§ EXERCISE BRIEF: In the lines below, find how many contain the word "value" and report that figure alone.

(Dataset rows)
- - -

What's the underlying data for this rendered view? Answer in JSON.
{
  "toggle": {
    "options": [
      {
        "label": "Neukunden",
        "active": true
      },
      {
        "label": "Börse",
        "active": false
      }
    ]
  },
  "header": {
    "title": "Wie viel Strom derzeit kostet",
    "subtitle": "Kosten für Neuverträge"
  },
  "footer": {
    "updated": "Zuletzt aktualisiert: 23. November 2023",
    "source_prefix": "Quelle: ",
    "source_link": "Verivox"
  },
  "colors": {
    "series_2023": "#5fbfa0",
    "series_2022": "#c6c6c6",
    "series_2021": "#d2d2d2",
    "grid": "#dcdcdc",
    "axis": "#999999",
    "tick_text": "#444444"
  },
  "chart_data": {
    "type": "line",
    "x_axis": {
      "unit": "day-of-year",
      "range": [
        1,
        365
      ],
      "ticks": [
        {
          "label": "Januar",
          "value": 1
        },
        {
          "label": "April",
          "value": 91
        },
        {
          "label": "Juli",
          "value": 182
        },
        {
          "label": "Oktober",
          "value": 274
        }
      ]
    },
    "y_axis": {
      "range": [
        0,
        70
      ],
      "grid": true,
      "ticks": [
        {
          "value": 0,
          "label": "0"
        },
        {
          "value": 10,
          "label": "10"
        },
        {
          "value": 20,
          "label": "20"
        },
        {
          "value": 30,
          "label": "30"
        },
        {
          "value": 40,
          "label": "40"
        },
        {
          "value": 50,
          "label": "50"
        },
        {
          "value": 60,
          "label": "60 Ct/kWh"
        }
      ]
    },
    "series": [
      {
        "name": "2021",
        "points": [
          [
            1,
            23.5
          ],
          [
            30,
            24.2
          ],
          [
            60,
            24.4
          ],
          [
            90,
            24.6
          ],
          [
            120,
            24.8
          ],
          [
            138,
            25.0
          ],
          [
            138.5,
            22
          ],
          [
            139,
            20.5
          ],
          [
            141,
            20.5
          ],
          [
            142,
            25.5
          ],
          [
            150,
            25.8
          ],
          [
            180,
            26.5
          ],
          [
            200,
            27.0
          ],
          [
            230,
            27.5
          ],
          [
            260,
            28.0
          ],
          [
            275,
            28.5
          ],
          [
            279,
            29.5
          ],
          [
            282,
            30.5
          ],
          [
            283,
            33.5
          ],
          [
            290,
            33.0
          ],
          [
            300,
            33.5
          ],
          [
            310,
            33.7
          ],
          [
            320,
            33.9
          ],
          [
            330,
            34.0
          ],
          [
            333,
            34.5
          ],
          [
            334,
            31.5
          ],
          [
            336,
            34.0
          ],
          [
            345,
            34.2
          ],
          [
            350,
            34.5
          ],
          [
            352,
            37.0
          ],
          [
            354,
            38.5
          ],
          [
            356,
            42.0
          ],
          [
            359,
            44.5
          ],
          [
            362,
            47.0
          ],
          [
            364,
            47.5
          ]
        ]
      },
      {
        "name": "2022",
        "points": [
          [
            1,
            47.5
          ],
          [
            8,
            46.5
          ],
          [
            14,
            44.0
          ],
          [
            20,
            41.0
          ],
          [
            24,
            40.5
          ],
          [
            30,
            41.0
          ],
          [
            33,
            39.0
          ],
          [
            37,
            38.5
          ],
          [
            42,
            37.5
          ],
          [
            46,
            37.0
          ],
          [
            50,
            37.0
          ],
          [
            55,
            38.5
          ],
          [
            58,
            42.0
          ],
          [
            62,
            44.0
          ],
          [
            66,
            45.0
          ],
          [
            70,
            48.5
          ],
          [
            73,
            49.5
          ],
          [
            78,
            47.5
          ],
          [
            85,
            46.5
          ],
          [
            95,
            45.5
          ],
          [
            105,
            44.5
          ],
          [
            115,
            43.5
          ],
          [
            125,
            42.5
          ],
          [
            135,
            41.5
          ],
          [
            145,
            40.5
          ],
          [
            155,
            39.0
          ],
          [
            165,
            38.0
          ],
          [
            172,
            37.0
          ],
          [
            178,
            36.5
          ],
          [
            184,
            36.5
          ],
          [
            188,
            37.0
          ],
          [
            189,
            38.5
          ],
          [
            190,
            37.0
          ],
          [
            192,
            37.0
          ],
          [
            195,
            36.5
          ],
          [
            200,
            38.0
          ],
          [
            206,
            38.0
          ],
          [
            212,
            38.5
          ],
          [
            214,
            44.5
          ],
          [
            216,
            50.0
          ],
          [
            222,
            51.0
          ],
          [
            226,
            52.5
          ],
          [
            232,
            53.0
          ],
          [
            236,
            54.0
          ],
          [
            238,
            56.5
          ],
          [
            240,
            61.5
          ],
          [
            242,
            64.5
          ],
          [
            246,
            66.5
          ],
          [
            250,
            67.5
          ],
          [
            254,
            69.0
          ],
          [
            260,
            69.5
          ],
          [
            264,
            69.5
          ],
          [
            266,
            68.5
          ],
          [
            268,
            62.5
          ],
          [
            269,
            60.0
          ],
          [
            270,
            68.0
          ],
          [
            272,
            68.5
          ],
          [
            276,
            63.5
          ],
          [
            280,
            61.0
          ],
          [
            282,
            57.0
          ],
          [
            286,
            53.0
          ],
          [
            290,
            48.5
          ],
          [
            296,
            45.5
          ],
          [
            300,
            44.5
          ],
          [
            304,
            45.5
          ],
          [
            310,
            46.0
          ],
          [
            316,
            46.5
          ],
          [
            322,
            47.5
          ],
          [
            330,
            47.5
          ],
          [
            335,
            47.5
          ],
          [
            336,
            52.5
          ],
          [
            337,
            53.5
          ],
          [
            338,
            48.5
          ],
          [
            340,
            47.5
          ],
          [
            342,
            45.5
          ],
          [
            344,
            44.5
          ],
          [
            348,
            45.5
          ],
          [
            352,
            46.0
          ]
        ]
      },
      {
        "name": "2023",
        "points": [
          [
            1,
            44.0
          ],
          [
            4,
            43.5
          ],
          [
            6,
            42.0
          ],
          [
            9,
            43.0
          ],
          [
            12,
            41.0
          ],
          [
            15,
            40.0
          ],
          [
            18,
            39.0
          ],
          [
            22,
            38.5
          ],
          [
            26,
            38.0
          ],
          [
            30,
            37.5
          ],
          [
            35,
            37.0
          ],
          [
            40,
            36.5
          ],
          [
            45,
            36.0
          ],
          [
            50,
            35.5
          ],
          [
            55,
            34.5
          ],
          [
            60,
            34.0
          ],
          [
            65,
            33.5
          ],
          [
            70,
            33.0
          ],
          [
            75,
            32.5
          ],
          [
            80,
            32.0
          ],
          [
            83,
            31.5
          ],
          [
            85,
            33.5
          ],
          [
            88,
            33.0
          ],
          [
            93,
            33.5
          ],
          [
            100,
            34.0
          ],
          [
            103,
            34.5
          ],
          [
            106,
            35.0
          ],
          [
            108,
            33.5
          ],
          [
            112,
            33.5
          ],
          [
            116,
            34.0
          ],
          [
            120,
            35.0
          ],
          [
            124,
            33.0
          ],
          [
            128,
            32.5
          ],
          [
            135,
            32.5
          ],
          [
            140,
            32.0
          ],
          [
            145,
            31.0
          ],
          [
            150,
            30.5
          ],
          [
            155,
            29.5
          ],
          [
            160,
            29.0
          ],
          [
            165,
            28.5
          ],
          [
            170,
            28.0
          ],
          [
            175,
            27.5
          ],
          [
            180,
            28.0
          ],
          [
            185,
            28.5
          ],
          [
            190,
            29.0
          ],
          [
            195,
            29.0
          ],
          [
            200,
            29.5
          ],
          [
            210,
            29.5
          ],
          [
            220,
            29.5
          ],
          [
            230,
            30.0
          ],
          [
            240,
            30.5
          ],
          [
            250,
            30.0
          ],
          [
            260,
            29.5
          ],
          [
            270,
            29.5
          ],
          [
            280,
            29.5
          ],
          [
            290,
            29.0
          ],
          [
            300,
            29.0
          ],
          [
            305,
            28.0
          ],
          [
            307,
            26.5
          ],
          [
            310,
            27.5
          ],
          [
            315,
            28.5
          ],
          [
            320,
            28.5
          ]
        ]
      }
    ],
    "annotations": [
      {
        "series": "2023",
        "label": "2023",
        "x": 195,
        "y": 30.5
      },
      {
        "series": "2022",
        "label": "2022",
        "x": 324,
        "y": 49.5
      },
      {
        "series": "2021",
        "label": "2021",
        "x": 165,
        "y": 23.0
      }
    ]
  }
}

- - -

§ COMPLETED EXERCISE: 11